→ JOBS:
**1)** Answer these from the post about embedding wasm modules in a root canister:
(a) Which dfx version gives the installation error?
(b) What value is PLAYER_HUB_CYCLES set to?
(c) What command does the "build" field of the root entry run?
**2)** Extend the post about embedding wasm modules in a root canister, starting after its final line, "Error: Failed to install wasm module to canister 'root'."

What we do is embed wasm into a root canister (now that the wasm limit has been lifted)

        "root": {
            "type": "custom",
            "candid": ".dfx/local/canisters/root/root.did",
            "build": "bash -c './backend/scripts/build.sh root'",
            "wasm": ".dfx/local/canisters/root/root.wasm",
            "shrink": true,
            "gzip": true,
            "metadata": [
              { 
                "name": "candid:service"
              }
            ],
            "dependencies": [
                "asset",
                "game_config",
                "game_state",
                "player_hub",
                "world",
                "world_builder"
            ]
        },

and then the code we call on root is

api::include_wasm!(ASSET_WASM, "asset");
api::include_wasm!(GAME_CONFIG_WASM, "game_config");
api::include_wasm!(GAME_STATE_WASM, "game_state");
api::include_wasm!(PLAYER_HUB_WASM, "player_hub");
api::include_wasm!(WORLD_WASM, "world");
api::include_wasm!(WORLD_BUILDER_WASM, "world_builder");


// create_canisters
#[update]
async fn create_canisters() -> Result<(), Error> {
    api::guard_whitelist!(caller()).await?;

    // temporary measure until we have a better system
    const DB_CYCLES: u128 = 5_000_000_000_000;
    const PLAYER_HUB_CYCLES: u128 = 50_000_000_000_000;

    // install
    let installations = vec![
        (CanisterType::Asset, ASSET_WASM, DB_CYCLES),
        (CanisterType::GameConfig, GAME_CONFIG_WASM, DB_CYCLES),
        (CanisterType::GameState, GAME_STATE_WASM, DB_CYCLES),
        (CanisterType::PlayerHub, PLAYER_HUB_WASM, PLAYER_HUB_CYCLES),
        (CanisterType::World, WORLD_WASM, DB_CYCLES),
        (CanisterType::WorldBuilder, WORLD_BUILDER_WASM, DB_CYCLES),
    ];

    for (canister_type, wasm, cycles) in installations {
        if let Err(e) = ::api::root_canister_install!(canister_type, wasm, cycles).await {
            ::lib_ic::println!("Error installing canister {:?}: {:?}", canister_type, e);
            continue;
        }
    }

    Ok(())
}

On dfx 0.17.0, installing the canister gives us the following error :

Fabricated 9000000000000000 cycles, updated balance: 341_843_084_913_409_176 cycles
Reinstalling code for canister root, with canister ID a4tbr-q4aaa-aaaaa-qaafq-cai
Error: Failed to install wasm module to canister 'root'.

→ DATA PROVIDED:

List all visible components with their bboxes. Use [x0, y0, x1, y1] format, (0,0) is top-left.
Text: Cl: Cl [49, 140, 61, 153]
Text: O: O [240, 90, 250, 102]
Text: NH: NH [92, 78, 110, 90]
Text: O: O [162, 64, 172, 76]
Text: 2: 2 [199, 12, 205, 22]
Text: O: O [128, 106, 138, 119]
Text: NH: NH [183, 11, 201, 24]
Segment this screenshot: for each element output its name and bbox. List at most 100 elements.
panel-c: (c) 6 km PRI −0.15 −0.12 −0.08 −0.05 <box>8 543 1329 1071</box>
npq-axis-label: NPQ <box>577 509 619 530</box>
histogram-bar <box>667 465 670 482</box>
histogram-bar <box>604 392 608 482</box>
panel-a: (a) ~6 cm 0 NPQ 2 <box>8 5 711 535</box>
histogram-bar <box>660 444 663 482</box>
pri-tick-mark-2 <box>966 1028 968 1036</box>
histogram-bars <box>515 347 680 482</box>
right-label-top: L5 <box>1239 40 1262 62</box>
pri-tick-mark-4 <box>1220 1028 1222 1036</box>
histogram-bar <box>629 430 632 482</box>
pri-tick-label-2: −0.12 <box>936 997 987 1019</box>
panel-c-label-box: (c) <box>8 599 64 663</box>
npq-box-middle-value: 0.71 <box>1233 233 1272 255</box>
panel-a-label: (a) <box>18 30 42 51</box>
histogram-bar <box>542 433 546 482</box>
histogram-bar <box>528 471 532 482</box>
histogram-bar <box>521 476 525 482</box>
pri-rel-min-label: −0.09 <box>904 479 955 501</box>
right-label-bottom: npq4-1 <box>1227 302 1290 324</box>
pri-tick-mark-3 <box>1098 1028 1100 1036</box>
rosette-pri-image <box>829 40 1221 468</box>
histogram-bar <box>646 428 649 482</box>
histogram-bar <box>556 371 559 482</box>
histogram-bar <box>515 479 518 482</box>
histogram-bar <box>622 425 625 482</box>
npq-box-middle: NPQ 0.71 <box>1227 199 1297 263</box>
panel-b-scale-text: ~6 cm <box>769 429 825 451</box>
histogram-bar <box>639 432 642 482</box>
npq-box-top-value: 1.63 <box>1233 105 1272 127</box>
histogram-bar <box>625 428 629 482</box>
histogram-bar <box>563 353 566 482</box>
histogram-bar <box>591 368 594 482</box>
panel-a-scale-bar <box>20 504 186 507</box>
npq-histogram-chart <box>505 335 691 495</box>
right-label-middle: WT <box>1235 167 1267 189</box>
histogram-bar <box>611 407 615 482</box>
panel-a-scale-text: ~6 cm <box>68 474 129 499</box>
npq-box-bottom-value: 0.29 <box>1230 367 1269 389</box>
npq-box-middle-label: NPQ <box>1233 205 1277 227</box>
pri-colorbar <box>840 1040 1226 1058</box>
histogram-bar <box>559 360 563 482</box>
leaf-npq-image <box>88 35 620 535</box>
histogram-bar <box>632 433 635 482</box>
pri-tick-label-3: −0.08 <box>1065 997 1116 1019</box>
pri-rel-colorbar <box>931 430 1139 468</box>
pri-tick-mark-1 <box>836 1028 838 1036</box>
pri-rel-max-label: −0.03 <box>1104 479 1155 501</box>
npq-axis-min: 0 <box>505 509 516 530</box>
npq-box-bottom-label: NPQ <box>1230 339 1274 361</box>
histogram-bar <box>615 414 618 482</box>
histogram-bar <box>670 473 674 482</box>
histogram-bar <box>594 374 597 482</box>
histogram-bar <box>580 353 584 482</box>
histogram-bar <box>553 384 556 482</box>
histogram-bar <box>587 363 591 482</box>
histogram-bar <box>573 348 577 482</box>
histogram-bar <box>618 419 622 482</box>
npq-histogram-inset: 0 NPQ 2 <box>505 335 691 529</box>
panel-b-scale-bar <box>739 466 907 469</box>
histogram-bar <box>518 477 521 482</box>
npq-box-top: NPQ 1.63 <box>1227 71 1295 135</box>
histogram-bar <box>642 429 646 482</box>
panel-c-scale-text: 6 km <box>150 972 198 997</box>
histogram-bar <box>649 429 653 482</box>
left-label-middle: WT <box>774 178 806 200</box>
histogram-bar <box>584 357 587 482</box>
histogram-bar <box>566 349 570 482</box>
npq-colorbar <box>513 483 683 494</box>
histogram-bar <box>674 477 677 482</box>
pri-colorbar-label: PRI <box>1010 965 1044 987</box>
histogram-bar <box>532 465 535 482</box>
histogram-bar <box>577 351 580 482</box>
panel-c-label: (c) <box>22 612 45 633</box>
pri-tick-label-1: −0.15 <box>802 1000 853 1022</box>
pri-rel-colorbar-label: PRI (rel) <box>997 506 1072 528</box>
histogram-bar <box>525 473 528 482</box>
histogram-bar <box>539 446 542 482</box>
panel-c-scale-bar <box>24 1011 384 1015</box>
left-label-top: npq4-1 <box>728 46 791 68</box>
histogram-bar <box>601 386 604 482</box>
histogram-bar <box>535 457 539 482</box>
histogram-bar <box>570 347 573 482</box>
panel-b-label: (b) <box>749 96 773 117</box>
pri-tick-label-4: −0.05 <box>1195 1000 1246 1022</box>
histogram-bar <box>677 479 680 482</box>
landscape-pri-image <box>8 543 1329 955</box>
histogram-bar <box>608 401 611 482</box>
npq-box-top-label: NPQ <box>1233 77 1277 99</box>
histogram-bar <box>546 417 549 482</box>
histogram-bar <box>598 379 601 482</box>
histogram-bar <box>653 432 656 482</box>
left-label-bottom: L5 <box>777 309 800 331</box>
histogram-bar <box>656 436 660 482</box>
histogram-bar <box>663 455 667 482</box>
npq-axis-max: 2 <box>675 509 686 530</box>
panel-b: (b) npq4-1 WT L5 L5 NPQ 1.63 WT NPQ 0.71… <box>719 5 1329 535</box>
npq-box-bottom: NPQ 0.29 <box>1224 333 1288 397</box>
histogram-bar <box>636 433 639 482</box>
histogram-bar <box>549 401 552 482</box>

→ TASK ANSWERS:
**1)**
(a) dfx 0.17.0
(b) 50_000_000_000_000
(c) bash -c './backend/scripts/build.sh root'

**2)**
Caused by: Failed to install wasm module to canister 'root'.
  Failed during wasm installation call: Candid returned an error: input: 4449444c026d016d7b010005_2001ed7d50652029e5a37bc0287e8748e14f7ae152e36c9cdf23ee73362cc207ab205a20bb7bbc71a940a95504696d901f8cc70bfee74574f409992cc5c52225df532073bf9834c5ff674af647e93a442920247408f3b228e9ee95c0667d9b6af68a4a20dd0b15f25ee75ecb696e63e52b93002dc47ad5e0f68565cac355e62b5c89d37020ff042bd7a6f7f8bb523dc21b659271cb676f25fa51bdd9c83c9b9b8a1069d707
table: type table0 = vec table1
type table1 = vec nat8
wire_type: vec nat8, expect_type: unknown

Thanks!

1 Like

I would expect this when init types don’t match up somehow. Does your candid file specify any init types? And do you have an init or post_upgrade function defined? If so, can you show the signature?

1 Like

image

Here we go. Do the functions in the actor file need to be pub? It didn’t seem to matter if I removed the pub declaration.

I’m having issues reproducing the bug but yeah, init seems like a good place to start because I was changing that very recently.

1 Like

init does not need to be public, at least not in my test setup.

If init takes no argument I don’t think deserialization should ever fail. And I could not provoke a failure on purpose either. I suspect there’s something more going on. From the error message I can see that the installation carries a (vec blob). Why are you sending init args if the canister doesn’t even take init args? And also, is it possible that you’re accidentally using an old wasm? Can you try deleting .dfx and building cleanly again?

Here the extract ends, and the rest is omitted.